» WORK REQUIRED: Reproduce all the entries exactly and keep the pictures out.

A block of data
________

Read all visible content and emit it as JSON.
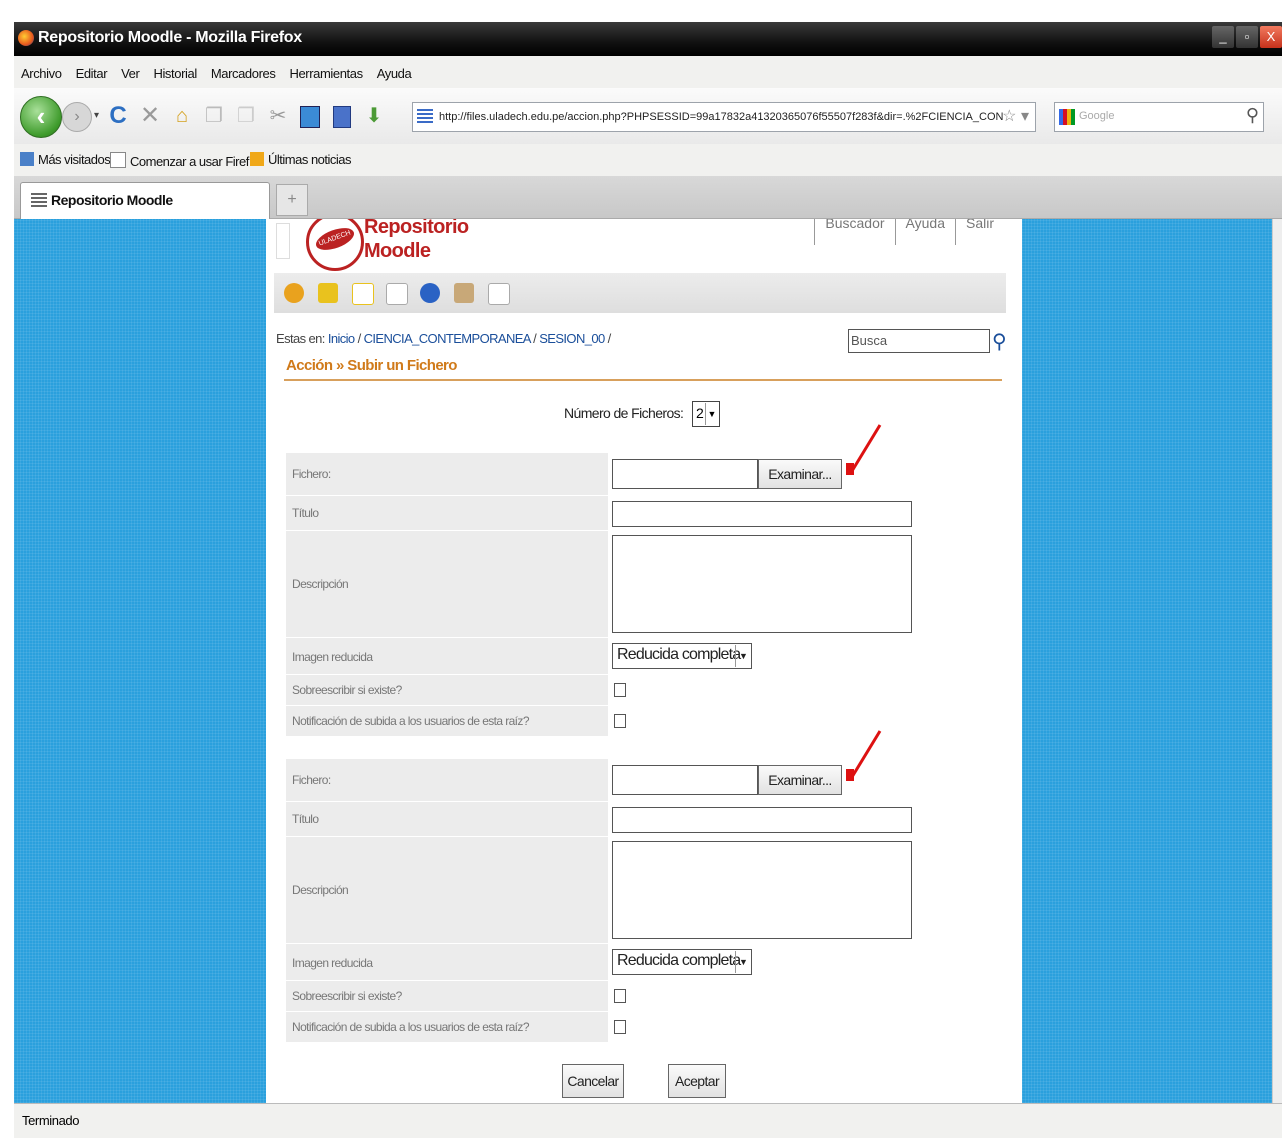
{
  "window": {
    "title": "Repositorio Moodle - Mozilla Firefox",
    "minimize": "_",
    "maximize": "▫",
    "close": "X"
  },
  "menu": [
    "Archivo",
    "Editar",
    "Ver",
    "Historial",
    "Marcadores",
    "Herramientas",
    "Ayuda"
  ],
  "nav": {
    "url": "http://files.uladech.edu.pe/accion.php?PHPSESSID=99a17832a41320365076f55507f283f&dir=.%2FCIENCIA_CON",
    "search_placeholder": "Google"
  },
  "bookmarks": [
    "Más visitados",
    "Comenzar a usar Firef...",
    "Últimas noticias"
  ],
  "tab": {
    "label": "Repositorio Moodle",
    "new_tab": "+"
  },
  "site": {
    "brand_line1": "Repositorio",
    "brand_line2": "Moodle",
    "logo_text": "ULADECH",
    "links": [
      "Buscador",
      "Ayuda",
      "Salir"
    ],
    "breadcrumb_prefix": "Estas en:",
    "breadcrumb": [
      "Inicio",
      "CIENCIA_CONTEMPORANEA",
      "SESION_00"
    ],
    "breadcrumb_sep": " / ",
    "search_placeholder": "Busca",
    "action_title": "Acción » Subir un Fichero"
  },
  "form": {
    "num_label": "Número de Ficheros:",
    "num_value": "2",
    "files": [
      {
        "fichero_label": "Fichero:",
        "browse_label": "Examinar...",
        "titulo_label": "Título",
        "descripcion_label": "Descripción",
        "imagen_label": "Imagen reducida",
        "imagen_value": "Reducida completa",
        "sobreescribir_label": "Sobreescribir si existe?",
        "sobreescribir_checked": false,
        "notificacion_label": "Notificación de subida a los usuarios de esta raíz?",
        "notificacion_checked": false
      },
      {
        "fichero_label": "Fichero:",
        "browse_label": "Examinar...",
        "titulo_label": "Título",
        "descripcion_label": "Descripción",
        "imagen_label": "Imagen reducida",
        "imagen_value": "Reducida completa",
        "sobreescribir_label": "Sobreescribir si existe?",
        "sobreescribir_checked": false,
        "notificacion_label": "Notificación de subida a los usuarios de esta raíz?",
        "notificacion_checked": false
      }
    ],
    "cancel_label": "Cancelar",
    "accept_label": "Aceptar"
  },
  "status": "Terminado",
  "colors": {
    "background": "#2aa0dd",
    "brand": "#bb2222",
    "accent": "#d07a1a",
    "annotation": "#dd1111"
  }
}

________

» RESPONSE BELOW:
Read all visible content and emit it as JSON.
{
  "window": {
    "title": "Repositorio Moodle - Mozilla Firefox",
    "minimize": "_",
    "maximize": "▫",
    "close": "X"
  },
  "menu": [
    "Archivo",
    "Editar",
    "Ver",
    "Historial",
    "Marcadores",
    "Herramientas",
    "Ayuda"
  ],
  "nav": {
    "url": "http://files.uladech.edu.pe/accion.php?PHPSESSID=99a17832a41320365076f55507f283f&dir=.%2FCIENCIA_CON",
    "search_placeholder": "Google"
  },
  "bookmarks": [
    "Más visitados",
    "Comenzar a usar Firef...",
    "Últimas noticias"
  ],
  "tab": {
    "label": "Repositorio Moodle",
    "new_tab": "+"
  },
  "site": {
    "brand_line1": "Repositorio",
    "brand_line2": "Moodle",
    "logo_text": "ULADECH",
    "links": [
      "Buscador",
      "Ayuda",
      "Salir"
    ],
    "breadcrumb_prefix": "Estas en:",
    "breadcrumb": [
      "Inicio",
      "CIENCIA_CONTEMPORANEA",
      "SESION_00"
    ],
    "breadcrumb_sep": " / ",
    "search_placeholder": "Busca",
    "action_title": "Acción » Subir un Fichero"
  },
  "form": {
    "num_label": "Número de Ficheros:",
    "num_value": "2",
    "files": [
      {
        "fichero_label": "Fichero:",
        "browse_label": "Examinar...",
        "titulo_label": "Título",
        "descripcion_label": "Descripción",
        "imagen_label": "Imagen reducida",
        "imagen_value": "Reducida completa",
        "sobreescribir_label": "Sobreescribir si existe?",
        "sobreescribir_checked": false,
        "notificacion_label": "Notificación de subida a los usuarios de esta raíz?",
        "notificacion_checked": false
      },
      {
        "fichero_label": "Fichero:",
        "browse_label": "Examinar...",
        "titulo_label": "Título",
        "descripcion_label": "Descripción",
        "imagen_label": "Imagen reducida",
        "imagen_value": "Reducida completa",
        "sobreescribir_label": "Sobreescribir si existe?",
        "sobreescribir_checked": false,
        "notificacion_label": "Notificación de subida a los usuarios de esta raíz?",
        "notificacion_checked": false
      }
    ],
    "cancel_label": "Cancelar",
    "accept_label": "Aceptar"
  },
  "status": "Terminado",
  "colors": {
    "background": "#2aa0dd",
    "brand": "#bb2222",
    "accent": "#d07a1a",
    "annotation": "#dd1111"
  }
}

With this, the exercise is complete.